- Cosa farai
1. Trascrivi in un elenco numerato le righe dei record dalla riga con "bar-other-at (392, 183, 405, 249)" alla riga con "x-tick-label: HR (240, 358, 256, 371)", estremi compresi, tralasciando le righe vuote.
2. Per favore, scrivi il seguito del testo sulla maternità surrogata, partendo dopo la sua ultima frase.

- Testo mostrato
========================================================================

Il governo di Giorgia Meloni ha voluto a ogni costo dotare l’Italia di una legge sulla maternità surrogata reato universale, cioè perseguibile contro i cittadini italiani anche se realizzata all’estero. Come Partito Democratico abbiamo votato contro questo provvedimento di propaganda, che da un lato è di dubbia applicazione e avrà il solo sicuro effetto negativo di criminalizzare le famiglie e i minori, dall’altro è inutile dal momento che la Gpa è già reato nel nostro paese.
In questo contesto, si è però riaperto un dibattito sulla maternità surrogata che riguarda insieme il diritto all’autodeterminazione delle donne, i diritti dei bambini, i limiti del legiferare sulla vita e sui corpi, il confine tra desideri e diritti nella genitorialità, direi l’essenza stessa dell’umano. Un insieme di questioni complesse su cui è necessario un approfondimento non più rinviabile anche nel nostro partito che vede coesistere, dobbiamo dirlo, posizioni molto differenti.

========================================================================

- Record archiviati
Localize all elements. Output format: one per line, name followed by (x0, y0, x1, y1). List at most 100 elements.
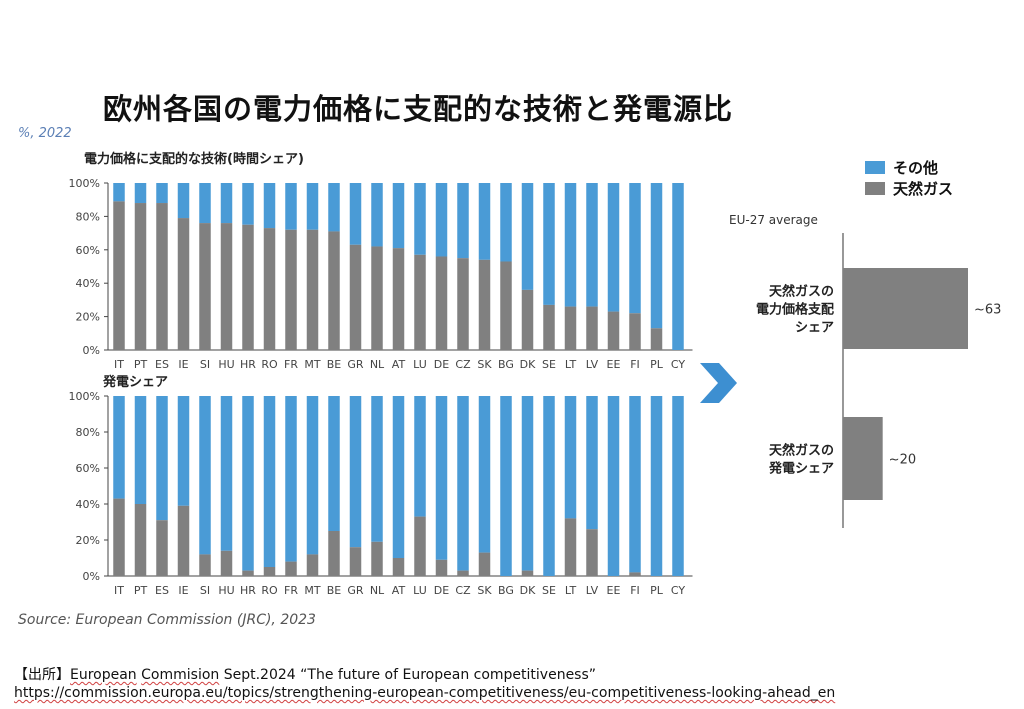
bar-other-at (392, 183, 405, 249)
bar-other-mt (306, 396, 319, 555)
x-tick-label: IE (178, 584, 188, 597)
bar-gas-lu (414, 254, 426, 350)
x-tick-label: LT (565, 584, 577, 597)
x-tick-label: EE (607, 584, 621, 597)
eu-category-label: 発電シェア (768, 461, 834, 477)
panel-title: 電力価格に支配的な技術(時間シェア) (84, 151, 304, 167)
x-tick-label: HR (240, 358, 256, 371)
x-tick-label: PT (134, 358, 148, 371)
bar-other-lv (586, 396, 598, 530)
citation-word: Commision (141, 667, 220, 683)
bar-gas-lu (414, 516, 426, 576)
bar-other-lt (564, 183, 577, 307)
y-tick-label: 80% (76, 426, 100, 439)
bar-gas-pl (650, 328, 663, 350)
x-tick-label: FI (630, 358, 640, 371)
x-tick-label: CZ (455, 584, 471, 597)
x-tick-label: CZ (455, 358, 471, 371)
bar-gas-pt (134, 203, 147, 350)
bar-other-be (328, 396, 340, 531)
bar-gas-be (328, 531, 340, 576)
eu-bar (843, 417, 883, 500)
bar-gas-dk (521, 289, 534, 350)
x-tick-label: RO (261, 584, 278, 597)
x-tick-label: GR (347, 358, 364, 371)
bar-gas-nl (371, 541, 383, 576)
y-tick-label: 60% (76, 462, 100, 475)
x-tick-label: EE (607, 358, 621, 371)
x-tick-label: ES (155, 584, 169, 597)
bar-other-si (199, 183, 211, 224)
x-tick-label: AT (392, 584, 406, 597)
x-tick-label: HU (218, 358, 234, 371)
y-tick-label: 40% (76, 277, 100, 290)
bar-other-nl (371, 183, 383, 247)
bar-gas-fr (285, 229, 297, 350)
bar-gas-de (435, 559, 448, 576)
citation-prefix: 【出所】 (14, 667, 70, 683)
bar-other-ie (177, 183, 190, 219)
x-tick-label: SK (477, 358, 492, 371)
bar-gas-ro (263, 567, 276, 576)
bar-other-sk (478, 183, 491, 260)
page-title: 欧州各国の電力価格に支配的な技術と発電源比 (103, 92, 734, 126)
bar-other-lu (414, 396, 426, 517)
bar-gas-at (392, 558, 405, 576)
bar-other-lu (414, 183, 426, 255)
bar-gas-hu (220, 223, 233, 350)
bar-other-bg (500, 396, 512, 576)
bar-other-ie (177, 396, 190, 506)
x-tick-label: IE (178, 358, 188, 371)
x-tick-label: IT (114, 584, 124, 597)
bar-other-cz (457, 396, 469, 571)
bar-other-ee (607, 396, 620, 576)
x-tick-label: MT (304, 358, 320, 371)
bar-gas-si (199, 223, 211, 350)
bar-other-lt (564, 396, 577, 519)
x-tick-label: BE (327, 358, 342, 371)
x-tick-label: LU (413, 584, 427, 597)
bar-gas-ee (607, 311, 620, 350)
bar-gas-lt (564, 518, 577, 576)
bar-other-nl (371, 396, 383, 542)
bar-gas-mt (306, 229, 319, 350)
bar-gas-hr (242, 570, 254, 576)
bar-other-it (113, 183, 125, 202)
bar-other-hr (242, 183, 254, 225)
x-tick-label: SE (542, 358, 556, 371)
bar-gas-nl (371, 246, 383, 350)
bar-other-cz (457, 183, 469, 259)
bar-other-de (435, 396, 448, 560)
x-tick-label: GR (347, 584, 364, 597)
bar-other-ro (263, 396, 276, 567)
legend-label: 天然ガス (893, 180, 953, 198)
bar-other-pl (650, 183, 663, 329)
x-tick-label: DK (520, 584, 536, 597)
x-tick-label: SI (200, 584, 210, 597)
x-tick-label: DE (434, 358, 449, 371)
bar-gas-sk (478, 552, 491, 576)
bar-gas-lv (586, 306, 598, 350)
x-tick-label: NL (370, 584, 385, 597)
legend-label: その他 (893, 159, 938, 177)
bar-gas-ro (263, 228, 276, 350)
x-tick-label: NL (370, 358, 385, 371)
citation-url: https://commission.europa.eu/topics/stre… (14, 685, 835, 701)
citation-line: 【出所】European Commision Sept.2024 “The fu… (14, 664, 596, 684)
bar-gas-hr (242, 224, 254, 350)
bar-other-fr (285, 396, 297, 562)
x-tick-label: HR (240, 584, 256, 597)
chevron-right-icon (700, 363, 737, 403)
eu-bar (843, 268, 968, 349)
bar-gas-fi (629, 313, 641, 350)
bar-other-cy (672, 183, 684, 350)
bar-other-pt (134, 396, 147, 504)
y-tick-label: 0% (83, 344, 100, 357)
bar-other-de (435, 183, 448, 257)
bar-other-mt (306, 183, 319, 230)
bar-gas-es (156, 520, 168, 576)
x-tick-label: PT (134, 584, 148, 597)
x-tick-label: FR (284, 584, 298, 597)
eu-category-label: シェア (795, 321, 834, 336)
bar-gas-at (392, 248, 405, 350)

========================================================================

- Ecco le risposte
1.
1. bar-other-at (392, 183, 405, 249)
2. bar-other-mt (306, 396, 319, 555)
3. x-tick-label: IE (178, 584, 188, 597)
4. bar-gas-lu (414, 254, 426, 350)
5. x-tick-label: LT (565, 584, 577, 597)
6. x-tick-label: EE (607, 584, 621, 597)
7. eu-category-label: 発電シェア (768, 461, 834, 477)
8. panel-title: 電力価格に支配的な技術(時間シェア) (84, 151, 304, 167)
9. x-tick-label: HR (240, 358, 256, 371)

2.
Come ho detto nell’aula del Senato, da femminista sono contraria alla gravidanza per altri anche “solidale” (una così rara eccezione da gettare dubbi sulla sua reale esistenza), perché ritengo che sia la forma più estrema e contemporanea di schiavitù patriarcale. La pratica di utilizzare il corpo di una donna per mettere al mondo un bambino di altri chiama in causa la condizione sociale ed economica di quella donna e quindi la sua concreta libertà di scelta, non solo al momento della fecondazione, ma anche durante la sua gravidanza oggetto di contratto e nel corso e dopo la nascita del bambino o della bambina; il suo essere una donna e non un utero dato in prestito (c’è chi parla addirittura di Gpa come donazione d’organo). E chiama in causa tutti i diritti di quella bambina o di quel bambino specifico, a partire da quelli ad avere certezze sulle proprie origini, se non sul proprio destino.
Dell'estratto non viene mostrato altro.